Le combattant isolé constitue la configuration la plus fréquente (18 cas). Elle devance la victime type (12 cas). Ces deux configurations ont pour point commun le fait que les processus groupaux et organisationnels vont dans le sens de renforcer la dissymétrie entre harceleur et harcelé. Dans plus de la moitié des cas (30 au total), les personnes estiment donc que tant le groupe que l’organisation ont contribué à renforcer la position du harceleur ou à les affaiblir. On peut en conclure que, de manière dominante, ce n’est pas tant une relation déséquilibrée que les personnes décrivent (18 cas sur 50, cf. supra), mais plutôt une situation dans laquelle le processus social qui entoure la relation interpersonnelle penche en leur défaveur.

On peut également observer la prépondérance des configurations « pures » par rapport aux configurations « mixtes ».

 EMBED MSGraph.Chart.8 \s 
Figure  SEQ Figure \* ARABIC 60 : Répartition des configurations mixtes et pures

6 configurations sur 50 sont dans ce cas. Cela signifie donc que, la plupart du temps, les personnes décrivent les processus de manière unitaire.

Lors de l’étude des résonances, nous avons montré que les effets larsen étaient dominants. Seule deux configurations, présentent des effets de régulation (rétroaction négative). Le sauvé présente des effets de rétroaction négative entre le groupal / interpersonnel et l’organisationnel ; le représentant présente dans certains cas de la régulation entre l’organisationnel et le groupal.

☆ ☆ ☆ ☆

* **CONSIGNE**
Répondez aux questions suivantes à partir de l'extrait sur les configurations du harcèlement :
(a) Combien de cas relèvent de la configuration du combattant isolé ?
(b) Quelle configuration se classe juste après, et avec combien de cas ?
(c) Quelle configuration présente des effets de rétroaction négative entre le groupal / interpersonnel et l'organisationnel ?
Seul l'extrait doit servir de base aux réponses.

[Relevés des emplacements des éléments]
☆ ☆ ☆ ☆

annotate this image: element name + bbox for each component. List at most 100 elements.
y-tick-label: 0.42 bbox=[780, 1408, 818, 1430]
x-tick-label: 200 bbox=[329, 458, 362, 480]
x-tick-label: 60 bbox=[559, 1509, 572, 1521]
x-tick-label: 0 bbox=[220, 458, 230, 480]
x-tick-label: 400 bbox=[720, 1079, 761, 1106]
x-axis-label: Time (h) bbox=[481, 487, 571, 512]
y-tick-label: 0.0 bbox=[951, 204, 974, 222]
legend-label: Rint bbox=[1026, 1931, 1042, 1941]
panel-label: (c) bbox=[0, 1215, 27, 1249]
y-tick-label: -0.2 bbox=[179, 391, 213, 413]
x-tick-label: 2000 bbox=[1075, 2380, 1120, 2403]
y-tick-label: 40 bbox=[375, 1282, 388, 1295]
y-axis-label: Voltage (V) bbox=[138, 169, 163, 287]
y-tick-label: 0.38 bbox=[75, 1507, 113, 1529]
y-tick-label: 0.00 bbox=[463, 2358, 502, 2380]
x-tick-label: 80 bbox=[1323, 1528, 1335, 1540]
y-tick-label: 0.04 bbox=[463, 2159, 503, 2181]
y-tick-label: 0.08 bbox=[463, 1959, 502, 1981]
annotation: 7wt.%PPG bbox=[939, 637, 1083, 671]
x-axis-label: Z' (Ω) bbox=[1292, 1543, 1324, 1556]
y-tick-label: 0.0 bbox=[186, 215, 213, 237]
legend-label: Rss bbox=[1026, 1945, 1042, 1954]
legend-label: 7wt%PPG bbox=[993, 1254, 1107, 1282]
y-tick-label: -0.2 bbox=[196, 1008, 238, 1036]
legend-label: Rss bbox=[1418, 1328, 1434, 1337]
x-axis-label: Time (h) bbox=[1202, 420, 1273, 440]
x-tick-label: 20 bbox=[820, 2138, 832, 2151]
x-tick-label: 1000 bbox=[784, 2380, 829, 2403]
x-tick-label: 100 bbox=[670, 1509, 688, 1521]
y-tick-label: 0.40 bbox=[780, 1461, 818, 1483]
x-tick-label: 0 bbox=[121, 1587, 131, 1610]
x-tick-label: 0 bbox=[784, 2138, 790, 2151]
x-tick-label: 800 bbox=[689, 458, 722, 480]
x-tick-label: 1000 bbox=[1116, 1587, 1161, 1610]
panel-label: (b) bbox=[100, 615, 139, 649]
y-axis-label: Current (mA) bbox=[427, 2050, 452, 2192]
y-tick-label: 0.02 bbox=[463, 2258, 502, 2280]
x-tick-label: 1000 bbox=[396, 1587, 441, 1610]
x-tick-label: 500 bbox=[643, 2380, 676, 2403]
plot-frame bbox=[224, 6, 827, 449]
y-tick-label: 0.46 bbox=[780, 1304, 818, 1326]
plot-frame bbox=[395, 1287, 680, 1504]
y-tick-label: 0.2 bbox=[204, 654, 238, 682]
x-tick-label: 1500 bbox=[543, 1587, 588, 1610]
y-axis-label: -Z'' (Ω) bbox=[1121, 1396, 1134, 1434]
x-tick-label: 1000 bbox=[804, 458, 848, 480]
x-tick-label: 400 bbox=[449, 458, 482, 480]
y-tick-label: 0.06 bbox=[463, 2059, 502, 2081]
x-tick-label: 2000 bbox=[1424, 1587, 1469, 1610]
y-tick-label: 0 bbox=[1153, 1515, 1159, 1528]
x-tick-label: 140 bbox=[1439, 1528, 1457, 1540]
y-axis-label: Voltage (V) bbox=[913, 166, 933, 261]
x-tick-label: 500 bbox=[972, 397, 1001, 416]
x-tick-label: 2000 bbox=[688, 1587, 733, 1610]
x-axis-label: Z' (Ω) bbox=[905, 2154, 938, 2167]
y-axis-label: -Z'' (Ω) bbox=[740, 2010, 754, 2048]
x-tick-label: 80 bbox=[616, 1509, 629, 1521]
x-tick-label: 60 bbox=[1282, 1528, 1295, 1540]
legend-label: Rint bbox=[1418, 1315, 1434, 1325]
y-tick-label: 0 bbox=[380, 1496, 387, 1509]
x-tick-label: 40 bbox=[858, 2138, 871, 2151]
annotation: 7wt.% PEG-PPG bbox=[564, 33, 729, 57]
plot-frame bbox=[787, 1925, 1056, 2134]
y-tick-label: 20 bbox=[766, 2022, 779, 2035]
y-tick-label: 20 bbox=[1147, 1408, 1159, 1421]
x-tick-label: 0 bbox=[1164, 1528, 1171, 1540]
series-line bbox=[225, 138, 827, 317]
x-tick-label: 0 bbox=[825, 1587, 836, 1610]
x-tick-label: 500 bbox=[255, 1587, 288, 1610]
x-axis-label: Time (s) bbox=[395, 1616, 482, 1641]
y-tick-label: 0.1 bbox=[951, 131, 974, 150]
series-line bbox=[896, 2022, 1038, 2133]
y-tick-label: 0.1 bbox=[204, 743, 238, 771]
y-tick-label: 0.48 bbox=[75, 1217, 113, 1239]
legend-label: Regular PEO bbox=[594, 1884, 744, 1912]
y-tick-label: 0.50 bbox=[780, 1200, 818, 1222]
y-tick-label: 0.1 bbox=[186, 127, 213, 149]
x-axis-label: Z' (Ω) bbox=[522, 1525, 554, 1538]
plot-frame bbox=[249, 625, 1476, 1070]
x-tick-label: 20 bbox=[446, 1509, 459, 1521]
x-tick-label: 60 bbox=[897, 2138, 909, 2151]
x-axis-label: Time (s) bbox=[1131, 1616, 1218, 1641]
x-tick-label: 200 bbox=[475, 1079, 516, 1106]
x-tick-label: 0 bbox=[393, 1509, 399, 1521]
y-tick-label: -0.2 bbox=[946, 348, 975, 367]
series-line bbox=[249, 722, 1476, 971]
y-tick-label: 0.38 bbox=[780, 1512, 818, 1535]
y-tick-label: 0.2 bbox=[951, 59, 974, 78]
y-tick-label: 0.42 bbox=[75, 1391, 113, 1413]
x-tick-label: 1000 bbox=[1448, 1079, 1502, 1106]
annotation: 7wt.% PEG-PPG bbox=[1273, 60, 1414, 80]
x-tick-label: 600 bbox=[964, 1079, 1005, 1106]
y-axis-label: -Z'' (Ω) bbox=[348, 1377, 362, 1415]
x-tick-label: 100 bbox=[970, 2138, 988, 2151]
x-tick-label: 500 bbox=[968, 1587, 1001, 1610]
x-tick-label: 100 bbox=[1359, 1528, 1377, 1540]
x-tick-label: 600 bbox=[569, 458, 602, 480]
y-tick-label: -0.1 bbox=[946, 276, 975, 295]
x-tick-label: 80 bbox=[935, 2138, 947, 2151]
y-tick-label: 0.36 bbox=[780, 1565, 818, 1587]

☆ ☆ ☆ ☆

* **RÉPONSE**
(a) 18 cas.
(b) La victime type, avec 12 cas.
(c) Le sauvé.